* **Exercise requirements**
Images should be left out, and everything else in the listing reproduced exactly.

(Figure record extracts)
---*---
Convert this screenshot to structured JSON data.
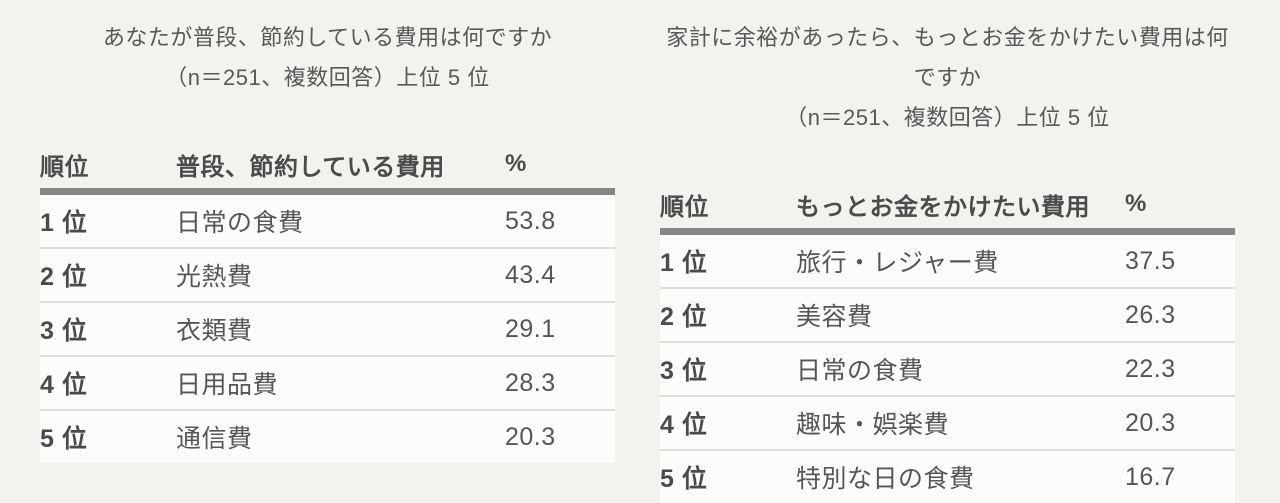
{
  "colors": {
    "page_background": "#f3f2ef",
    "row_background": "#fcfcfb",
    "header_rule": "#868686",
    "row_divider": "#e0ded9",
    "text": "#565656",
    "text_bold": "#4b4b4b"
  },
  "chart_data": [
    {
      "type": "table",
      "title": "あなたが普段、節約している費用は何ですか",
      "subtitle": "（n＝251、複数回答）上位 5 位",
      "sample_size": "n＝251",
      "columns": [
        "順位",
        "普段、節約している費用",
        "%"
      ],
      "rows": [
        {
          "rank": "1 位",
          "item": "日常の食費",
          "pct": "53.8"
        },
        {
          "rank": "2 位",
          "item": "光熱費",
          "pct": "43.4"
        },
        {
          "rank": "3 位",
          "item": "衣類費",
          "pct": "29.1"
        },
        {
          "rank": "4 位",
          "item": "日用品費",
          "pct": "28.3"
        },
        {
          "rank": "5 位",
          "item": "通信費",
          "pct": "20.3"
        }
      ]
    },
    {
      "type": "table",
      "title": "家計に余裕があったら、もっとお金をかけたい費用は何ですか",
      "subtitle": "（n＝251、複数回答）上位 5 位",
      "sample_size": "n＝251",
      "columns": [
        "順位",
        "もっとお金をかけたい費用",
        "%"
      ],
      "rows": [
        {
          "rank": "1 位",
          "item": "旅行・レジャー費",
          "pct": "37.5"
        },
        {
          "rank": "2 位",
          "item": "美容費",
          "pct": "26.3"
        },
        {
          "rank": "3 位",
          "item": "日常の食費",
          "pct": "22.3"
        },
        {
          "rank": "4 位",
          "item": "趣味・娯楽費",
          "pct": "20.3"
        },
        {
          "rank": "5 位",
          "item": "特別な日の食費",
          "pct": "16.7"
        }
      ]
    }
  ]
}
---*---
* **Worked answer**
Convert this screenshot to structured JSON data.
{
  "colors": {
    "page_background": "#f3f2ef",
    "row_background": "#fcfcfb",
    "header_rule": "#868686",
    "row_divider": "#e0ded9",
    "text": "#565656",
    "text_bold": "#4b4b4b"
  },
  "chart_data": [
    {
      "type": "table",
      "title": "あなたが普段、節約している費用は何ですか",
      "subtitle": "（n＝251、複数回答）上位 5 位",
      "sample_size": "n＝251",
      "columns": [
        "順位",
        "普段、節約している費用",
        "%"
      ],
      "rows": [
        {
          "rank": "1 位",
          "item": "日常の食費",
          "pct": "53.8"
        },
        {
          "rank": "2 位",
          "item": "光熱費",
          "pct": "43.4"
        },
        {
          "rank": "3 位",
          "item": "衣類費",
          "pct": "29.1"
        },
        {
          "rank": "4 位",
          "item": "日用品費",
          "pct": "28.3"
        },
        {
          "rank": "5 位",
          "item": "通信費",
          "pct": "20.3"
        }
      ]
    },
    {
      "type": "table",
      "title": "家計に余裕があったら、もっとお金をかけたい費用は何ですか",
      "subtitle": "（n＝251、複数回答）上位 5 位",
      "sample_size": "n＝251",
      "columns": [
        "順位",
        "もっとお金をかけたい費用",
        "%"
      ],
      "rows": [
        {
          "rank": "1 位",
          "item": "旅行・レジャー費",
          "pct": "37.5"
        },
        {
          "rank": "2 位",
          "item": "美容費",
          "pct": "26.3"
        },
        {
          "rank": "3 位",
          "item": "日常の食費",
          "pct": "22.3"
        },
        {
          "rank": "4 位",
          "item": "趣味・娯楽費",
          "pct": "20.3"
        },
        {
          "rank": "5 位",
          "item": "特別な日の食費",
          "pct": "16.7"
        }
      ]
    }
  ]
}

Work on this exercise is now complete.